→ **Set exercise**
Your task is to reproduce the material exactly.

→ **Input rows**
::::::::::

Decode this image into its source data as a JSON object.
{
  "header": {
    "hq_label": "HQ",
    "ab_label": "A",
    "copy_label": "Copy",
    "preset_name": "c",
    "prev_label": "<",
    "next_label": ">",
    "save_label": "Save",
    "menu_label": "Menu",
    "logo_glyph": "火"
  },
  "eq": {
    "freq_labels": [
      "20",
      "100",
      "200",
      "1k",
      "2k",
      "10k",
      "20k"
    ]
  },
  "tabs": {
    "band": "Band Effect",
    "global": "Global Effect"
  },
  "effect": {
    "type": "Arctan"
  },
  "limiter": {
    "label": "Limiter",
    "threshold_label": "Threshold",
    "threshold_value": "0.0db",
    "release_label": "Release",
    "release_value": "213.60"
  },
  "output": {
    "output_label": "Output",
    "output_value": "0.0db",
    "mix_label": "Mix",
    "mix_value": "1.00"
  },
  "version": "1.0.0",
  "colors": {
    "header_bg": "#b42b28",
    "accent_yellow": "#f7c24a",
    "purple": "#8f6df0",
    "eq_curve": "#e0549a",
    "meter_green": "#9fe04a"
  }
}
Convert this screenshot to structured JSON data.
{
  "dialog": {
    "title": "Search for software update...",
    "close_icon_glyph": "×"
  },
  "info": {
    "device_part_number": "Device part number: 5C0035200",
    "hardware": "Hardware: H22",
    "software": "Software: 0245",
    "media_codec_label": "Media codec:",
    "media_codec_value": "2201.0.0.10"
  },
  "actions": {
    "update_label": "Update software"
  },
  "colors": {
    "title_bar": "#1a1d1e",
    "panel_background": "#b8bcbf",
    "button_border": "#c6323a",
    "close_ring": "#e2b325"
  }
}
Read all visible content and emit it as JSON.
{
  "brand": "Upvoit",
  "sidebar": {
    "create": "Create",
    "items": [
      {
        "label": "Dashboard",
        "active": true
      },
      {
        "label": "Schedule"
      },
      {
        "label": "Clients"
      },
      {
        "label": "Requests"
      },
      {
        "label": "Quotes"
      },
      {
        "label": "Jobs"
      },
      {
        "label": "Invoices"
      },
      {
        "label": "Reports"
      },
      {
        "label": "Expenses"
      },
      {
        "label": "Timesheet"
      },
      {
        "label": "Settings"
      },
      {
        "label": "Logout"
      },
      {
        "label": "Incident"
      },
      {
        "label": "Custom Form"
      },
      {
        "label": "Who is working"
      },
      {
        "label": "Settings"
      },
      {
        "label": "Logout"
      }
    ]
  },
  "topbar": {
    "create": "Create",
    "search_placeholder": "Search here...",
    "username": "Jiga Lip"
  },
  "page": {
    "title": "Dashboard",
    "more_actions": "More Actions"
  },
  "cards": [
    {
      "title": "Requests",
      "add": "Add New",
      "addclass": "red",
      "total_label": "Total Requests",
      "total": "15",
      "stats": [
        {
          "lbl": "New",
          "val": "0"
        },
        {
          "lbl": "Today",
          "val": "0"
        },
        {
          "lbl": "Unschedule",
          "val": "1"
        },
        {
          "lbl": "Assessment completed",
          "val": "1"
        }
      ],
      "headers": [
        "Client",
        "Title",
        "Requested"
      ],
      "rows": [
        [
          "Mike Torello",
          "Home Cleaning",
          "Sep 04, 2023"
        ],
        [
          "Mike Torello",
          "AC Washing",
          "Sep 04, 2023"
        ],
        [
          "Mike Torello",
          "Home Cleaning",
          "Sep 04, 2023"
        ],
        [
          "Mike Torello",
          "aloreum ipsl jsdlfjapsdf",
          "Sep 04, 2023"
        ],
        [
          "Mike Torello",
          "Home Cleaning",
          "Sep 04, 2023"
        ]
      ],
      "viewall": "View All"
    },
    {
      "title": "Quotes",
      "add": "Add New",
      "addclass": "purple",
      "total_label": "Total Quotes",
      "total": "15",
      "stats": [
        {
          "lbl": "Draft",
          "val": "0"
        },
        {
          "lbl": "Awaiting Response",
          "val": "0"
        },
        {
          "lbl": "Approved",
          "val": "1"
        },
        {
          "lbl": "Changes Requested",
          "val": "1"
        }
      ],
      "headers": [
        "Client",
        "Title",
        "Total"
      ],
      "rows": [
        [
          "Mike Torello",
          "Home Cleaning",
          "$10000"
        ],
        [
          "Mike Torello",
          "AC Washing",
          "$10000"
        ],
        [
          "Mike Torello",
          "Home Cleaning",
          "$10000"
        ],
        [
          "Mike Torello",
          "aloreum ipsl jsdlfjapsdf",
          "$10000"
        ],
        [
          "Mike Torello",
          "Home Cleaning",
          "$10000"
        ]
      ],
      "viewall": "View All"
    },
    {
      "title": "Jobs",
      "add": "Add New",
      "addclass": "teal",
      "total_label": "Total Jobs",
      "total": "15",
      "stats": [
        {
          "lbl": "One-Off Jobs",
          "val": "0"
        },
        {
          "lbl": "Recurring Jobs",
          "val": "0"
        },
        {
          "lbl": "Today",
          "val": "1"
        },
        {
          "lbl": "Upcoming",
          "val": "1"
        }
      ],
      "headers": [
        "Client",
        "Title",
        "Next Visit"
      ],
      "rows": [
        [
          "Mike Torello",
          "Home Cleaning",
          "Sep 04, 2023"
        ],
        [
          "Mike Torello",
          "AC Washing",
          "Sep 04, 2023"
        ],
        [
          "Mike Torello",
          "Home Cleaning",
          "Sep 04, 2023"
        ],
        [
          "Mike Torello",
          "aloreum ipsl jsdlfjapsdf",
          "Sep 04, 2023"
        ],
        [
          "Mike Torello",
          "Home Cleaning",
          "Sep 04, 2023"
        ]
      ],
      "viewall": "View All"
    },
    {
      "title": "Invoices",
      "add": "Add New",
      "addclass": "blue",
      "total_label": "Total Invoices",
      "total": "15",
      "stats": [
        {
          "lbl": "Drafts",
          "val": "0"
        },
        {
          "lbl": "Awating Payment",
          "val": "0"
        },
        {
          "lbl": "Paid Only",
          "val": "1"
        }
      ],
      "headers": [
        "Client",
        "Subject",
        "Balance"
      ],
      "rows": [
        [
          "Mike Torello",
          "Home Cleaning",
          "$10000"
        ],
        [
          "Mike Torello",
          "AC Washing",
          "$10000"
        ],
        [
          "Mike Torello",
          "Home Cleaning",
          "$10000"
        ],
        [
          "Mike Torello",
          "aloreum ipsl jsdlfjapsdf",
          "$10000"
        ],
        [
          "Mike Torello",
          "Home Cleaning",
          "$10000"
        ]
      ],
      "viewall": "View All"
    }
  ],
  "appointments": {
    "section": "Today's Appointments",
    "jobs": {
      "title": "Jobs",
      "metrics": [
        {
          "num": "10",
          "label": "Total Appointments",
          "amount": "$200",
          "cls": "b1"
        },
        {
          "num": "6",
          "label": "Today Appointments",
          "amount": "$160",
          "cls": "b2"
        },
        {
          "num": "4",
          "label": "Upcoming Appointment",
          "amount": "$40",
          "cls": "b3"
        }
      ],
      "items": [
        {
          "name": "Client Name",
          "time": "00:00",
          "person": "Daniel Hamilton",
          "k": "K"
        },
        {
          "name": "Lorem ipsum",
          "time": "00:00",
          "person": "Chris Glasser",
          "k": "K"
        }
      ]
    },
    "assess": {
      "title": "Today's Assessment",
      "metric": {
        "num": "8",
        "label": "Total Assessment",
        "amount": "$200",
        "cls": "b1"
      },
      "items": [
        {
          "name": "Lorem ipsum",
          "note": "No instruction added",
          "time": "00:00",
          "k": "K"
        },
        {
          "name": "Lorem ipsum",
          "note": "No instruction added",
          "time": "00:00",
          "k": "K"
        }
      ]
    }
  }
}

::::::::::

→ **Correct answer**
Decode this image into its source data as a JSON object.
{
  "header": {
    "hq_label": "HQ",
    "ab_label": "A",
    "copy_label": "Copy",
    "preset_name": "c",
    "prev_label": "<",
    "next_label": ">",
    "save_label": "Save",
    "menu_label": "Menu",
    "logo_glyph": "火"
  },
  "eq": {
    "freq_labels": [
      "20",
      "100",
      "200",
      "1k",
      "2k",
      "10k",
      "20k"
    ]
  },
  "tabs": {
    "band": "Band Effect",
    "global": "Global Effect"
  },
  "effect": {
    "type": "Arctan"
  },
  "limiter": {
    "label": "Limiter",
    "threshold_label": "Threshold",
    "threshold_value": "0.0db",
    "release_label": "Release",
    "release_value": "213.60"
  },
  "output": {
    "output_label": "Output",
    "output_value": "0.0db",
    "mix_label": "Mix",
    "mix_value": "1.00"
  },
  "version": "1.0.0",
  "colors": {
    "header_bg": "#b42b28",
    "accent_yellow": "#f7c24a",
    "purple": "#8f6df0",
    "eq_curve": "#e0549a",
    "meter_green": "#9fe04a"
  }
}
Convert this screenshot to structured JSON data.
{
  "dialog": {
    "title": "Search for software update...",
    "close_icon_glyph": "×"
  },
  "info": {
    "device_part_number": "Device part number: 5C0035200",
    "hardware": "Hardware: H22",
    "software": "Software: 0245",
    "media_codec_label": "Media codec:",
    "media_codec_value": "2201.0.0.10"
  },
  "actions": {
    "update_label": "Update software"
  },
  "colors": {
    "title_bar": "#1a1d1e",
    "panel_background": "#b8bcbf",
    "button_border": "#c6323a",
    "close_ring": "#e2b325"
  }
}
Read all visible content and emit it as JSON.
{
  "brand": "Upvoit",
  "sidebar": {
    "create": "Create",
    "items": [
      {
        "label": "Dashboard",
        "active": true
      },
      {
        "label": "Schedule"
      },
      {
        "label": "Clients"
      },
      {
        "label": "Requests"
      },
      {
        "label": "Quotes"
      },
      {
        "label": "Jobs"
      },
      {
        "label": "Invoices"
      },
      {
        "label": "Reports"
      },
      {
        "label": "Expenses"
      },
      {
        "label": "Timesheet"
      },
      {
        "label": "Settings"
      },
      {
        "label": "Logout"
      },
      {
        "label": "Incident"
      },
      {
        "label": "Custom Form"
      },
      {
        "label": "Who is working"
      },
      {
        "label": "Settings"
      },
      {
        "label": "Logout"
      }
    ]
  },
  "topbar": {
    "create": "Create",
    "search_placeholder": "Search here...",
    "username": "Jiga Lip"
  },
  "page": {
    "title": "Dashboard",
    "more_actions": "More Actions"
  },
  "cards": [
    {
      "title": "Requests",
      "add": "Add New",
      "addclass": "red",
      "total_label": "Total Requests",
      "total": "15",
      "stats": [
        {
          "lbl": "New",
          "val": "0"
        },
        {
          "lbl": "Today",
          "val": "0"
        },
        {
          "lbl": "Unschedule",
          "val": "1"
        },
        {
          "lbl": "Assessment completed",
          "val": "1"
        }
      ],
      "headers": [
        "Client",
        "Title",
        "Requested"
      ],
      "rows": [
        [
          "Mike Torello",
          "Home Cleaning",
          "Sep 04, 2023"
        ],
        [
          "Mike Torello",
          "AC Washing",
          "Sep 04, 2023"
        ],
        [
          "Mike Torello",
          "Home Cleaning",
          "Sep 04, 2023"
        ],
        [
          "Mike Torello",
          "aloreum ipsl jsdlfjapsdf",
          "Sep 04, 2023"
        ],
        [
          "Mike Torello",
          "Home Cleaning",
          "Sep 04, 2023"
        ]
      ],
      "viewall": "View All"
    },
    {
      "title": "Quotes",
      "add": "Add New",
      "addclass": "purple",
      "total_label": "Total Quotes",
      "total": "15",
      "stats": [
        {
          "lbl": "Draft",
          "val": "0"
        },
        {
          "lbl": "Awaiting Response",
          "val": "0"
        },
        {
          "lbl": "Approved",
          "val": "1"
        },
        {
          "lbl": "Changes Requested",
          "val": "1"
        }
      ],
      "headers": [
        "Client",
        "Title",
        "Total"
      ],
      "rows": [
        [
          "Mike Torello",
          "Home Cleaning",
          "$10000"
        ],
        [
          "Mike Torello",
          "AC Washing",
          "$10000"
        ],
        [
          "Mike Torello",
          "Home Cleaning",
          "$10000"
        ],
        [
          "Mike Torello",
          "aloreum ipsl jsdlfjapsdf",
          "$10000"
        ],
        [
          "Mike Torello",
          "Home Cleaning",
          "$10000"
        ]
      ],
      "viewall": "View All"
    },
    {
      "title": "Jobs",
      "add": "Add New",
      "addclass": "teal",
      "total_label": "Total Jobs",
      "total": "15",
      "stats": [
        {
          "lbl": "One-Off Jobs",
          "val": "0"
        },
        {
          "lbl": "Recurring Jobs",
          "val": "0"
        },
        {
          "lbl": "Today",
          "val": "1"
        },
        {
          "lbl": "Upcoming",
          "val": "1"
        }
      ],
      "headers": [
        "Client",
        "Title",
        "Next Visit"
      ],
      "rows": [
        [
          "Mike Torello",
          "Home Cleaning",
          "Sep 04, 2023"
        ],
        [
          "Mike Torello",
          "AC Washing",
          "Sep 04, 2023"
        ],
        [
          "Mike Torello",
          "Home Cleaning",
          "Sep 04, 2023"
        ],
        [
          "Mike Torello",
          "aloreum ipsl jsdlfjapsdf",
          "Sep 04, 2023"
        ],
        [
          "Mike Torello",
          "Home Cleaning",
          "Sep 04, 2023"
        ]
      ],
      "viewall": "View All"
    },
    {
      "title": "Invoices",
      "add": "Add New",
      "addclass": "blue",
      "total_label": "Total Invoices",
      "total": "15",
      "stats": [
        {
          "lbl": "Drafts",
          "val": "0"
        },
        {
          "lbl": "Awating Payment",
          "val": "0"
        },
        {
          "lbl": "Paid Only",
          "val": "1"
        }
      ],
      "headers": [
        "Client",
        "Subject",
        "Balance"
      ],
      "rows": [
        [
          "Mike Torello",
          "Home Cleaning",
          "$10000"
        ],
        [
          "Mike Torello",
          "AC Washing",
          "$10000"
        ],
        [
          "Mike Torello",
          "Home Cleaning",
          "$10000"
        ],
        [
          "Mike Torello",
          "aloreum ipsl jsdlfjapsdf",
          "$10000"
        ],
        [
          "Mike Torello",
          "Home Cleaning",
          "$10000"
        ]
      ],
      "viewall": "View All"
    }
  ],
  "appointments": {
    "section": "Today's Appointments",
    "jobs": {
      "title": "Jobs",
      "metrics": [
        {
          "num": "10",
          "label": "Total Appointments",
          "amount": "$200",
          "cls": "b1"
        },
        {
          "num": "6",
          "label": "Today Appointments",
          "amount": "$160",
          "cls": "b2"
        },
        {
          "num": "4",
          "label": "Upcoming Appointment",
          "amount": "$40",
          "cls": "b3"
        }
      ],
      "items": [
        {
          "name": "Client Name",
          "time": "00:00",
          "person": "Daniel Hamilton",
          "k": "K"
        },
        {
          "name": "Lorem ipsum",
          "time": "00:00",
          "person": "Chris Glasser",
          "k": "K"
        }
      ]
    },
    "assess": {
      "title": "Today's Assessment",
      "metric": {
        "num": "8",
        "label": "Total Assessment",
        "amount": "$200",
        "cls": "b1"
      },
      "items": [
        {
          "name": "Lorem ipsum",
          "note": "No instruction added",
          "time": "00:00",
          "k": "K"
        },
        {
          "name": "Lorem ipsum",
          "note": "No instruction added",
          "time": "00:00",
          "k": "K"
        }
      ]
    }
  }
}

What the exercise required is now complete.